_Dataset records_:
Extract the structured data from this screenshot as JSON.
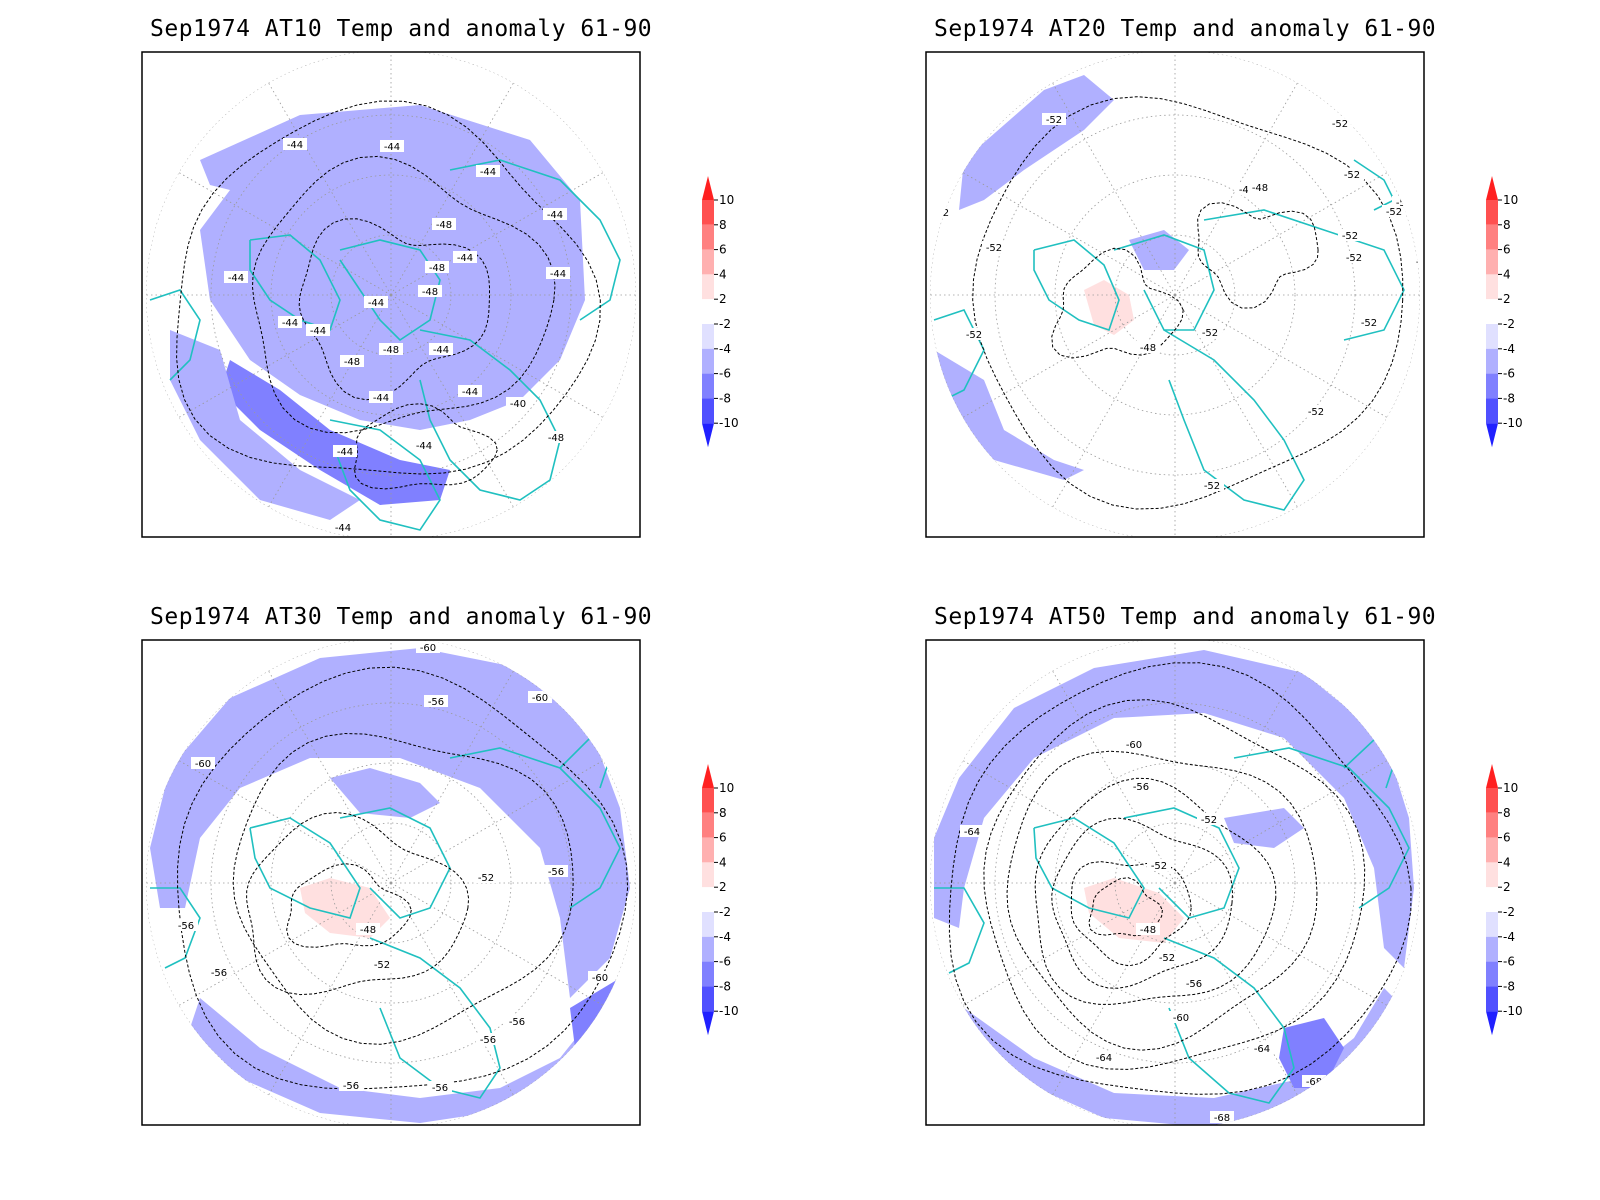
{
  "figure": {
    "panels": [
      {
        "title": "Sep1974 AT10 Temp and anomaly 61-90",
        "contour_labels": [
          "-44",
          "-44",
          "-44",
          "-48",
          "-44",
          "-44",
          "-48",
          "-44",
          "-44",
          "-44",
          "-44",
          "-48",
          "-48",
          "-44",
          "-44",
          "-44",
          "-44",
          "-40",
          "-48",
          "-44",
          "-44",
          "-44",
          "-48"
        ]
      },
      {
        "title": "Sep1974 AT20 Temp and anomaly 61-90",
        "contour_labels": [
          "-52",
          "-52",
          "-48",
          "-48",
          "-52",
          "-52",
          "-52",
          "-52",
          "-52",
          "-52",
          "-52",
          "-52",
          "-48",
          "-52",
          "-52",
          "-52",
          "-52",
          "-52"
        ]
      },
      {
        "title": "Sep1974 AT30 Temp and anomaly 61-90",
        "contour_labels": [
          "-60",
          "-56",
          "-60",
          "-60",
          "-52",
          "-56",
          "-56",
          "-48",
          "-52",
          "-56",
          "-60",
          "-56",
          "-56",
          "-56",
          "-56"
        ]
      },
      {
        "title": "Sep1974 AT50 Temp and anomaly 61-90",
        "contour_labels": [
          "-60",
          "-56",
          "-52",
          "-64",
          "-52",
          "-48",
          "-52",
          "-56",
          "-60",
          "-64",
          "-64",
          "-68",
          "-68"
        ]
      }
    ],
    "colorbar": {
      "tick_labels": [
        "10",
        "8",
        "6",
        "4",
        "2",
        "-2",
        "-4",
        "-6",
        "-8",
        "-10"
      ],
      "colors": [
        "#ff2020",
        "#ff5050",
        "#ff8080",
        "#ffb0b0",
        "#ffe0e0",
        "#ffffff",
        "#e0e0ff",
        "#b0b0ff",
        "#8080ff",
        "#5050ff",
        "#2020ff"
      ]
    },
    "colors": {
      "coastline": "#20c0c0",
      "contour": "#000000",
      "grid": "#9a9a9a"
    }
  }
}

_Requirement_: Exclude the images, then output the data above word for word.

_Reply_:
Extract the structured data from this screenshot as JSON.
{
  "figure": {
    "panels": [
      {
        "title": "Sep1974 AT10 Temp and anomaly 61-90",
        "contour_labels": [
          "-44",
          "-44",
          "-44",
          "-48",
          "-44",
          "-44",
          "-48",
          "-44",
          "-44",
          "-44",
          "-44",
          "-48",
          "-48",
          "-44",
          "-44",
          "-44",
          "-44",
          "-40",
          "-48",
          "-44",
          "-44",
          "-44",
          "-48"
        ]
      },
      {
        "title": "Sep1974 AT20 Temp and anomaly 61-90",
        "contour_labels": [
          "-52",
          "-52",
          "-48",
          "-48",
          "-52",
          "-52",
          "-52",
          "-52",
          "-52",
          "-52",
          "-52",
          "-52",
          "-48",
          "-52",
          "-52",
          "-52",
          "-52",
          "-52"
        ]
      },
      {
        "title": "Sep1974 AT30 Temp and anomaly 61-90",
        "contour_labels": [
          "-60",
          "-56",
          "-60",
          "-60",
          "-52",
          "-56",
          "-56",
          "-48",
          "-52",
          "-56",
          "-60",
          "-56",
          "-56",
          "-56",
          "-56"
        ]
      },
      {
        "title": "Sep1974 AT50 Temp and anomaly 61-90",
        "contour_labels": [
          "-60",
          "-56",
          "-52",
          "-64",
          "-52",
          "-48",
          "-52",
          "-56",
          "-60",
          "-64",
          "-64",
          "-68",
          "-68"
        ]
      }
    ],
    "colorbar": {
      "tick_labels": [
        "10",
        "8",
        "6",
        "4",
        "2",
        "-2",
        "-4",
        "-6",
        "-8",
        "-10"
      ],
      "colors": [
        "#ff2020",
        "#ff5050",
        "#ff8080",
        "#ffb0b0",
        "#ffe0e0",
        "#ffffff",
        "#e0e0ff",
        "#b0b0ff",
        "#8080ff",
        "#5050ff",
        "#2020ff"
      ]
    },
    "colors": {
      "coastline": "#20c0c0",
      "contour": "#000000",
      "grid": "#9a9a9a"
    }
  }
}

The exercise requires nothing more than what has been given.